## Passage
Add the basmati rice and water (for the rice) to the saucepan and stir to combine. Bring to the boil, then reduce the heat to low and cover with a lid. Cook for 12 minutes, then remove from the heat and keep covered until the rice is tender and the water is absorbed, 15 minutes. TIP: The rice will finish cooking in its own steam so don't peek!
While the rice is cooking, drain the sweetcorn. Finely chop the cucumber and tomato. Zest the lime to get a generous pinch, then cut into wedges. Heat a large frying pan over a high-heat. Cook the corn kernels until lightly charred, 4-5 minutes. Transfer to a medium bowl. TIP: Cover the pan with a lid if the corn kernels are “popping” out.
Add the cucumber, tomato and a drizzle of olive oil to the corn. Season with salt and pepper and toss to combine. In a small bowl, combine the sour cream, a squeeze of lime juice, lime zest, the water (for the sauce) and mild chipotle sauce. TIP: If you're not keen on spice, don't add all the chipotle sauce!

## Entries shown
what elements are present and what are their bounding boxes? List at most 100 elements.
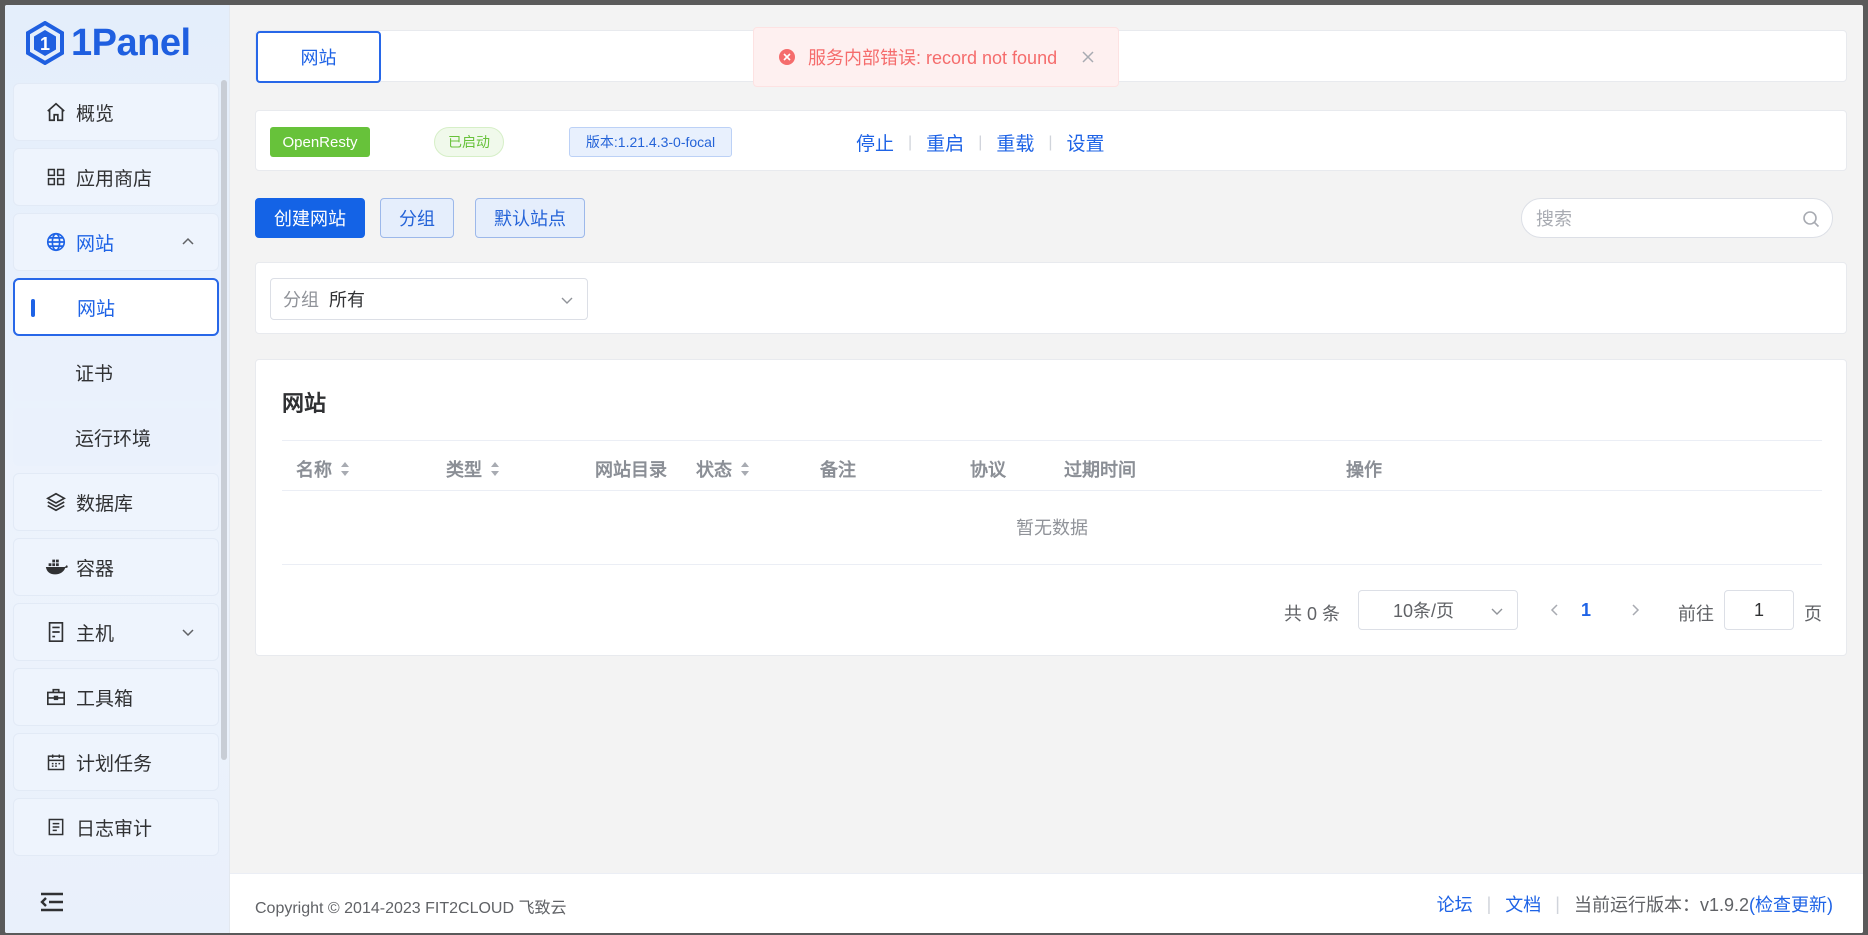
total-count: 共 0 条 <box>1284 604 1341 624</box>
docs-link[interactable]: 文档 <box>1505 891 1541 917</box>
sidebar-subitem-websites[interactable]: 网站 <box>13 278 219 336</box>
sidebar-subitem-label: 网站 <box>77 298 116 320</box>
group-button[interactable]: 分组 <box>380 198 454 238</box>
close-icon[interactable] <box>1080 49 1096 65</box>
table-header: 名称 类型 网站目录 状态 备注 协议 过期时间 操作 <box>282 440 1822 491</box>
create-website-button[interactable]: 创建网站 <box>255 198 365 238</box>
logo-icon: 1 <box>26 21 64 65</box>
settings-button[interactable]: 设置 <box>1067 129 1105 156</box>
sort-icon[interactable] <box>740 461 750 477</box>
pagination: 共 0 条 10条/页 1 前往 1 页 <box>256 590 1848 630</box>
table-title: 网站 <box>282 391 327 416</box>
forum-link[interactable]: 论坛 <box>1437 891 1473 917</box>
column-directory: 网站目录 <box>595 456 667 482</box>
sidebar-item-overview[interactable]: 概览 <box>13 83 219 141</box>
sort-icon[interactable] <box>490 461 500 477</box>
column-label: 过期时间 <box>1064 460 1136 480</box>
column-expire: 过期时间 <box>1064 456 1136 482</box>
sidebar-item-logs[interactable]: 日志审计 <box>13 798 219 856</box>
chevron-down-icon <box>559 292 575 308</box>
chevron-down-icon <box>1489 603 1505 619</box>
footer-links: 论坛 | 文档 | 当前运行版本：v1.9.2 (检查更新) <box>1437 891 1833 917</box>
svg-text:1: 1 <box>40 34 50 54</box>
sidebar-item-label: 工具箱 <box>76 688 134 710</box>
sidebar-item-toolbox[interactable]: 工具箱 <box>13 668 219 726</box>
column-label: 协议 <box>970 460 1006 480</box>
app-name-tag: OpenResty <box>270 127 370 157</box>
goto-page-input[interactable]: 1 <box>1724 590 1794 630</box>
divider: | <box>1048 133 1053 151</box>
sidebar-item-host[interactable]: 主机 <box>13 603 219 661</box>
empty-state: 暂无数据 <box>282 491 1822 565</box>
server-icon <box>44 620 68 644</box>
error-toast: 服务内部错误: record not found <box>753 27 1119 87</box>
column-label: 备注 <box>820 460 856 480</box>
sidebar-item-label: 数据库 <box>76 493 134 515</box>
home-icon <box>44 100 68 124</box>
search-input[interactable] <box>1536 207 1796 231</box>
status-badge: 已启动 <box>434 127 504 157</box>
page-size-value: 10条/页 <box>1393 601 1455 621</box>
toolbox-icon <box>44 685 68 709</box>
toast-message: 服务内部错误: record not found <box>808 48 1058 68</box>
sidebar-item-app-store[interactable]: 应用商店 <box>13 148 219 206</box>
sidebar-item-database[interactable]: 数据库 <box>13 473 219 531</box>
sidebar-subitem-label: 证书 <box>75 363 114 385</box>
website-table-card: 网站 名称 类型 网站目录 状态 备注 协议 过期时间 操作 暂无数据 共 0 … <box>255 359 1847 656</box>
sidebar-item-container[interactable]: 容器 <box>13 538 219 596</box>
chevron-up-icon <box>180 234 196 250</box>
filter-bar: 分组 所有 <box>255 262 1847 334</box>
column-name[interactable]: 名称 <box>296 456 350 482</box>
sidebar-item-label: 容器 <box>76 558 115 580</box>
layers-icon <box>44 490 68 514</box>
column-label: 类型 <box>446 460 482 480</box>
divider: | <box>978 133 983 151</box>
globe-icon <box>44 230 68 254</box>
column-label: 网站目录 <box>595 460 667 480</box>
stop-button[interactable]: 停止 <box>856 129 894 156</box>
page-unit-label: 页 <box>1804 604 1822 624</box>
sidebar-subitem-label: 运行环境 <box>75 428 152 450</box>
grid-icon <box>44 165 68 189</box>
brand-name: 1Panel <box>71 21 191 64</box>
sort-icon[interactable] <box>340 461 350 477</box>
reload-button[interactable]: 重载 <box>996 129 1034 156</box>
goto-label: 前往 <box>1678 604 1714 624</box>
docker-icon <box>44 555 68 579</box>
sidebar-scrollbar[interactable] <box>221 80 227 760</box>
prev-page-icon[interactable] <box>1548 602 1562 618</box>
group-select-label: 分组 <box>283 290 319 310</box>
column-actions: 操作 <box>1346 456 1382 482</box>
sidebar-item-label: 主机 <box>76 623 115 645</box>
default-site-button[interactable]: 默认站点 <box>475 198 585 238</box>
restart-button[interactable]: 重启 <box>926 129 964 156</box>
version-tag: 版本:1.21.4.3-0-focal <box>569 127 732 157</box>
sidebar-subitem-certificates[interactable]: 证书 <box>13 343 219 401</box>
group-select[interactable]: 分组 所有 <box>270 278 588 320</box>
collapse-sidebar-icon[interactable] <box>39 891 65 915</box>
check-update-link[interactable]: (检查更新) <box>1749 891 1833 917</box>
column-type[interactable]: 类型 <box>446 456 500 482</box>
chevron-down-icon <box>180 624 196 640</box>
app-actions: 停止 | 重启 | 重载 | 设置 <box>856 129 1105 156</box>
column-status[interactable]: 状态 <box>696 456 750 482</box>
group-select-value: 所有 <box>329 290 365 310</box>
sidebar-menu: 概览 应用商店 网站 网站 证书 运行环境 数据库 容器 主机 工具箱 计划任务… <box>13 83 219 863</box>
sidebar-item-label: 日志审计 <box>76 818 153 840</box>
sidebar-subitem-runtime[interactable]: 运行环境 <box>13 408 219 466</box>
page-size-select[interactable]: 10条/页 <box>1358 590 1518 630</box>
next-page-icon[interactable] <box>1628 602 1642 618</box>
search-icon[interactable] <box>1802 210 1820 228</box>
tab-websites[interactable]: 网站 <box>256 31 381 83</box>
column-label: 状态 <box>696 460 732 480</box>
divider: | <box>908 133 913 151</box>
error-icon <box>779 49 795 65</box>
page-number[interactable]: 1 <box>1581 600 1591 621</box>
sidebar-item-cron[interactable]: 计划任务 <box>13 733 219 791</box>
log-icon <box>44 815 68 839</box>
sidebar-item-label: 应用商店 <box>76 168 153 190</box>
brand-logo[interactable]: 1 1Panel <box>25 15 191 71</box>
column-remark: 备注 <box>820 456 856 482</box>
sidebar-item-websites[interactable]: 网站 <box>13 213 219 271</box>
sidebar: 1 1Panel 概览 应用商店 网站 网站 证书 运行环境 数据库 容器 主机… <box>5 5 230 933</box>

## Parts of the exercise
**a.** Decide whether each statement agrees with the recipe for rice and charred corn, answering yes or no and quoting the words of the recipe that settle it: (i) The corn kernels are cooked in the same saucepan as the rice. (ii) Once off the heat, the rice stays covered for 15 minutes. (iii) The lime is zested before it is cut into wedges.
**b.** Pick up the rice and charred corn recipe after its final tip and write the step that comes next.

## Final answers
**a.**
(i) No: "Heat a large frying pan over a high-heat. Cook the corn kernels until lightly charred"
(ii) Yes: "keep covered until the rice is tender and the water is absorbed, 15 minutes"
(iii) Yes: "Zest the lime to get a generous pinch, then cut into wedges."

**b.**
Using your hands, break each spinach falafel into quarters (don't worry if they crumble!). Return the frying pan to a medium-high heat with enough olive oil to coat the base. When the oil is hot, cook the falafel, tossing, until deep golden brown, 5-6 minutes. Transfer to a plate lined with paper towel and season with salt and pepper.
Roughly chop the coriander. Divide the spiced Mexican rice between bowls. Top with the charred corn salsa and spinach falafel. Drizzle over the chipotle sour cream. Garnish with coriander. Serve with any remaining lime wedges.